Short exercise:
Rewrite the rows from the first one through the row containing "The bin housing 108 is at (617, 162)." as a Markdown table with columns Row and Line text. Number each line, and omit blank lines.

━━━ Supplied entries ━━━

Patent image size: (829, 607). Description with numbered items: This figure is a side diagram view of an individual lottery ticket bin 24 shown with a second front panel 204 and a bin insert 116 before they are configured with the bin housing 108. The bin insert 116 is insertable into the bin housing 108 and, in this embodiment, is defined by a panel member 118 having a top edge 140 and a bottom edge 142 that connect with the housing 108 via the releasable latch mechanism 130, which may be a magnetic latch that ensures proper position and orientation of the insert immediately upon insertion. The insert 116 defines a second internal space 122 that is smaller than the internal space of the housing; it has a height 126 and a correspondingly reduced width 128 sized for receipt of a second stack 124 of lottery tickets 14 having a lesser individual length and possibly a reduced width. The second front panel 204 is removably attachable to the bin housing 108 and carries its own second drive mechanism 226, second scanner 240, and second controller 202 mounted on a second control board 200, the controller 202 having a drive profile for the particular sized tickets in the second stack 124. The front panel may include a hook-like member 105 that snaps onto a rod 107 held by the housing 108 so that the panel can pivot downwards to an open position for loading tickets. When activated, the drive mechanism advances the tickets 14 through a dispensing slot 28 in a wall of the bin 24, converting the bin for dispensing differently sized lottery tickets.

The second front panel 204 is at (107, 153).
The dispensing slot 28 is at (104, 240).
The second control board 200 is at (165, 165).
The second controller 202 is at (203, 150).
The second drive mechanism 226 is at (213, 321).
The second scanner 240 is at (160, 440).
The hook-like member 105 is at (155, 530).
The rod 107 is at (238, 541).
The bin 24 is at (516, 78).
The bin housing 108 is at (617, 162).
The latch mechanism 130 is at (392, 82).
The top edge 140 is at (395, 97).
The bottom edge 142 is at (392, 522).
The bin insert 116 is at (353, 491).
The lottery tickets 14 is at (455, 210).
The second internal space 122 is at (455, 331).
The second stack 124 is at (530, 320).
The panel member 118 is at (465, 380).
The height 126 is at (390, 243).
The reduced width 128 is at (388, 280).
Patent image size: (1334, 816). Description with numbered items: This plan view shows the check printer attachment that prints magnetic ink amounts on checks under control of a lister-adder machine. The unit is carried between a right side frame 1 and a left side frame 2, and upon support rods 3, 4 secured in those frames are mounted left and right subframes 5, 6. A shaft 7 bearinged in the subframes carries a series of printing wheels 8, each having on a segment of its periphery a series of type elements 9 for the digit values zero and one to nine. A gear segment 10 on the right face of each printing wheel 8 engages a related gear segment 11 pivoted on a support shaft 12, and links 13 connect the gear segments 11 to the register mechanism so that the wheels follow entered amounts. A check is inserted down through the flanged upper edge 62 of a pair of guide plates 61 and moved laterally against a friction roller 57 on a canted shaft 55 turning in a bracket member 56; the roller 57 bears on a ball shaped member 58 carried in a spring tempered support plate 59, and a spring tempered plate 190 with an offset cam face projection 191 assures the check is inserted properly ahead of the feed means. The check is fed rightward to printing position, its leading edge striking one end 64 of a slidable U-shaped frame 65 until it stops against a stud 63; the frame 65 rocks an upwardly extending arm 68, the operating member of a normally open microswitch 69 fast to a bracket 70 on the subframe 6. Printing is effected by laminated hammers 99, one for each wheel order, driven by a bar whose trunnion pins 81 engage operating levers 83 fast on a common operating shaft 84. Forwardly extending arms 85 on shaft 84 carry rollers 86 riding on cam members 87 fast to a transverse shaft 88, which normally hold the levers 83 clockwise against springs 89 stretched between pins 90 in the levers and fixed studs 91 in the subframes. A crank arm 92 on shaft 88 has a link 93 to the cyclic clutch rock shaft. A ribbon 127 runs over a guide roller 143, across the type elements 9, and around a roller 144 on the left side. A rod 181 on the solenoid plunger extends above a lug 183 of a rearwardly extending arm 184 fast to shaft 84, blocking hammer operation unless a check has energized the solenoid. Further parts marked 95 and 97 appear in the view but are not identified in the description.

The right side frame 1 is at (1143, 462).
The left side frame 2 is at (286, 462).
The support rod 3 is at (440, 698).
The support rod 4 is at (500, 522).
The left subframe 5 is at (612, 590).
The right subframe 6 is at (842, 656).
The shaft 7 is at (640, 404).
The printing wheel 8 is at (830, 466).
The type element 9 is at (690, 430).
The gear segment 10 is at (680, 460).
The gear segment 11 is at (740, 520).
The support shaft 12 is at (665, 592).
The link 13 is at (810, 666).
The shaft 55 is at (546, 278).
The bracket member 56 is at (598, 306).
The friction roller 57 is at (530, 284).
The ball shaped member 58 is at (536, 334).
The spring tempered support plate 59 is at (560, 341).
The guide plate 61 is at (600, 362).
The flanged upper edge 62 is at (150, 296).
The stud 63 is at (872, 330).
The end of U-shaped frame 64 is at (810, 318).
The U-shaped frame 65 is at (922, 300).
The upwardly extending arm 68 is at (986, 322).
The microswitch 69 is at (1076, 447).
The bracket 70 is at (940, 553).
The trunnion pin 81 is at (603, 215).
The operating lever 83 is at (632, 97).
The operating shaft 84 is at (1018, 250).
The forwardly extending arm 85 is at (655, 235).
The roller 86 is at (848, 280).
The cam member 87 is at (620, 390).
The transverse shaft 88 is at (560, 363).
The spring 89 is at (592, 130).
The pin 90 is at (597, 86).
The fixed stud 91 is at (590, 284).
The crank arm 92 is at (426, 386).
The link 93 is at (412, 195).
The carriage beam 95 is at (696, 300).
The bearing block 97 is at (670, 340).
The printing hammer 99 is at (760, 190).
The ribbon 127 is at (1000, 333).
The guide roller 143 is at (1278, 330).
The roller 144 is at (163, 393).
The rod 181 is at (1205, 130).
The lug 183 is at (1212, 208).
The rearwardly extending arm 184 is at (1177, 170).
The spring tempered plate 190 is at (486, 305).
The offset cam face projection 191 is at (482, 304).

━━━

Problem solution:
| Row | Line text |
|---|---|
| 1 | Patent image size: (829, 607). Description with numbered items: This figure is a side diagram view of an individual lottery ticket bin 24 shown with a second front panel 204 and a bin insert 116 before they are configured with the bin housing 108. The bin insert 116 is insertable into the bin housing 108 and, in this embodiment, is defined by a panel member 118 having a top edge 140 and a bottom edge 142 that connect with the housing 108 via the releasable latch mechanism 130, which may be a magnetic latch that ensures proper position and orientation of the insert immediately upon insertion. The insert 116 defines a second internal space 122 that is smaller than the internal space of the housing; it has a height 126 and a correspondingly reduced width 128 sized for receipt of a second stack 124 of lottery tickets 14 having a lesser individual length and possibly a reduced width. The second front panel 204 is removably attachable to the bin housing 108 and carries its own second drive mechanism 226, second scanner 240, and second controller 202 mounted on a second control board 200, the controller 202 having a drive profile for the particular sized tickets in the second stack 124. The front panel may include a hook-like member 105 that snaps onto a rod 107 held by the housing 108 so that the panel can pivot downwards to an open position for loading tickets. When activated, the drive mechanism advances the tickets 14 through a dispensing slot 28 in a wall of the bin 24, converting the bin for dispensing differently sized lottery tickets. |
| 2 | The second front panel 204 is at (107, 153). |
| 3 | The dispensing slot 28 is at (104, 240). |
| 4 | The second control board 200 is at (165, 165). |
| 5 | The second controller 202 is at (203, 150). |
| 6 | The second drive mechanism 226 is at (213, 321). |
| 7 | The second scanner 240 is at (160, 440). |
| 8 | The hook-like member 105 is at (155, 530). |
| 9 | The rod 107 is at (238, 541). |
| 10 | The bin 24 is at (516, 78). |
| 11 | The bin housing 108 is at (617, 162). |